* **STATED PROBLEM**: Read the listing and extract each line that includes the word "this".

* **GIVEN DATA**:

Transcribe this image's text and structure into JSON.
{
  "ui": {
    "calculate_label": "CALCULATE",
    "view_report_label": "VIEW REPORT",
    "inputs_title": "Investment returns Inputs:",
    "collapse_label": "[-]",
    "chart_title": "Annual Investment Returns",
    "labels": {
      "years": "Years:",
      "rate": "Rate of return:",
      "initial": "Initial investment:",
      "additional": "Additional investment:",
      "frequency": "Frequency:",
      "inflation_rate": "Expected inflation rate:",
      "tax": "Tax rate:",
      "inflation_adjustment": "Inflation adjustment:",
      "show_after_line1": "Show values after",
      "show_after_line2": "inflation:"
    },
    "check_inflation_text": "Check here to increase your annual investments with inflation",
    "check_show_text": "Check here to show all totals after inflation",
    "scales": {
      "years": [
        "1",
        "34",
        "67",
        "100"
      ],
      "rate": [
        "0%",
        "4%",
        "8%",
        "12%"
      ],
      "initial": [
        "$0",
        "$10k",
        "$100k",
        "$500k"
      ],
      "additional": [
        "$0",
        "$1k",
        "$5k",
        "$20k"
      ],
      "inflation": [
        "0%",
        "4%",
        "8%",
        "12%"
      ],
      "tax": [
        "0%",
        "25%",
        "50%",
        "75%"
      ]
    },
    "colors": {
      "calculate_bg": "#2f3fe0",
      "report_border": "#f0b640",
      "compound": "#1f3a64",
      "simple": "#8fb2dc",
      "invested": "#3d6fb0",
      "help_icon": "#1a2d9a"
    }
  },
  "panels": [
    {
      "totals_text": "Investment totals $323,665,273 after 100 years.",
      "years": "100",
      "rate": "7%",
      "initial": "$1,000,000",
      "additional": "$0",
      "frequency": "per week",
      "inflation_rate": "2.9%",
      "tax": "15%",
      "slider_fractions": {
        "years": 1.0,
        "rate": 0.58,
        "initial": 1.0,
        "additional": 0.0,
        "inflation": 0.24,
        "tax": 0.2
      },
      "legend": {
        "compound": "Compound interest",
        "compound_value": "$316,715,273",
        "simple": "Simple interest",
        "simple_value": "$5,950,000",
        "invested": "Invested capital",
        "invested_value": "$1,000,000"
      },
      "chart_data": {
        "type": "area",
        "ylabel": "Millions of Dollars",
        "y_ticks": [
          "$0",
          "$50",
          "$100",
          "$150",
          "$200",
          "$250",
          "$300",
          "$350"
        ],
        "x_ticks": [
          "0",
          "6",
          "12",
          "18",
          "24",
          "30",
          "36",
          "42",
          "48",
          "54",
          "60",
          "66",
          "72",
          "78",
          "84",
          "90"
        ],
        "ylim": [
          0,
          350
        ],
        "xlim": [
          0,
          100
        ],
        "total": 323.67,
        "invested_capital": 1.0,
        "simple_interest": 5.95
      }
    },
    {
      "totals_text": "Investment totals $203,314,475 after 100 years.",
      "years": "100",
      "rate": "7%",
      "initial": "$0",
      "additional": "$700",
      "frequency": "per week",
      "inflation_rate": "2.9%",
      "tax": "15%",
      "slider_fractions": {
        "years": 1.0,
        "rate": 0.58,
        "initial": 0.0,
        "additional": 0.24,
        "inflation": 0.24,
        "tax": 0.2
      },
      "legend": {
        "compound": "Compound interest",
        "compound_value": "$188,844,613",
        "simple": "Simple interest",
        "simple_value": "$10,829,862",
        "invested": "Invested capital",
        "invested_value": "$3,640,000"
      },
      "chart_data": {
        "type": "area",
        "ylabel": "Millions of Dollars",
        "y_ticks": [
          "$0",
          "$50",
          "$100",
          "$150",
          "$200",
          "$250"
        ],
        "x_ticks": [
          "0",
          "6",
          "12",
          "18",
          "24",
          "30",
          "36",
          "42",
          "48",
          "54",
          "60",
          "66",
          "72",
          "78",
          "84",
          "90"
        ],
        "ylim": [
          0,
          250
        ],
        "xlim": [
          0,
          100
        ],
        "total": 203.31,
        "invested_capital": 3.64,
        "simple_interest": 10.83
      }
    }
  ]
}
--
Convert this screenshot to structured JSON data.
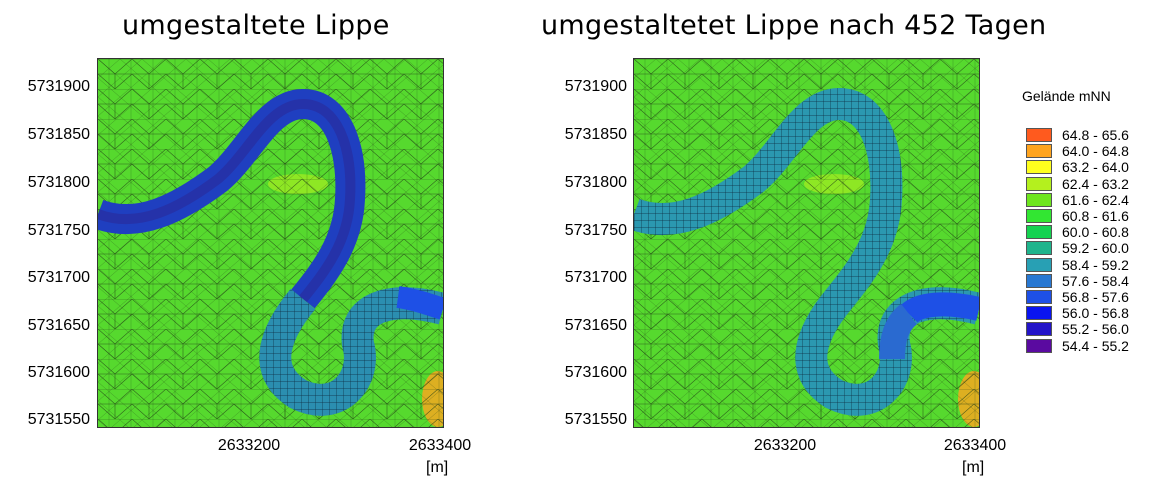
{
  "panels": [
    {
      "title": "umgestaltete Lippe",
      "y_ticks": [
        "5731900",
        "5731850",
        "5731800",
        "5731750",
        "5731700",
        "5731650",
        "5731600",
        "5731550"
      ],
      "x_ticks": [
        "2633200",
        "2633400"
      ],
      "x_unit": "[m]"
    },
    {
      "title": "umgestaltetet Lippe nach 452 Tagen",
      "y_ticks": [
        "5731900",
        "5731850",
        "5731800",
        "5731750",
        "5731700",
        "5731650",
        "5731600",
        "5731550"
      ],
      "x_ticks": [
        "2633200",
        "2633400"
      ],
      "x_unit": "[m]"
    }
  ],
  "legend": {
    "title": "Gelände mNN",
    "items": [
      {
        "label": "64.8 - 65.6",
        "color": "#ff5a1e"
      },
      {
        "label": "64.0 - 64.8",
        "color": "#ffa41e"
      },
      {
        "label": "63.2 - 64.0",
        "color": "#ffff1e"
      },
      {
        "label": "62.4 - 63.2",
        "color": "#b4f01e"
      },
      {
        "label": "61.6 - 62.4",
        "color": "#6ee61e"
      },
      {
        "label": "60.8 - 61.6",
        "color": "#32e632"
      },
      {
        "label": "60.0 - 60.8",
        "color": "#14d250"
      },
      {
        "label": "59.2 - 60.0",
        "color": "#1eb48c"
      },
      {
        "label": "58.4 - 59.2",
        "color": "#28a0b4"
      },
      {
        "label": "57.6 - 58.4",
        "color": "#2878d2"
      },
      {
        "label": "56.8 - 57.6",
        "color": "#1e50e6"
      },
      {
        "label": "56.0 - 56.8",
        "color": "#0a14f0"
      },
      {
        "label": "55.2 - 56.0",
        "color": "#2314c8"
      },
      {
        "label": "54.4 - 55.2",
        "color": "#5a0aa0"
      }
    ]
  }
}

* **RESPONSE**:
Transcribe this image's text and structure into JSON.
Convert this screenshot to structured JSON data.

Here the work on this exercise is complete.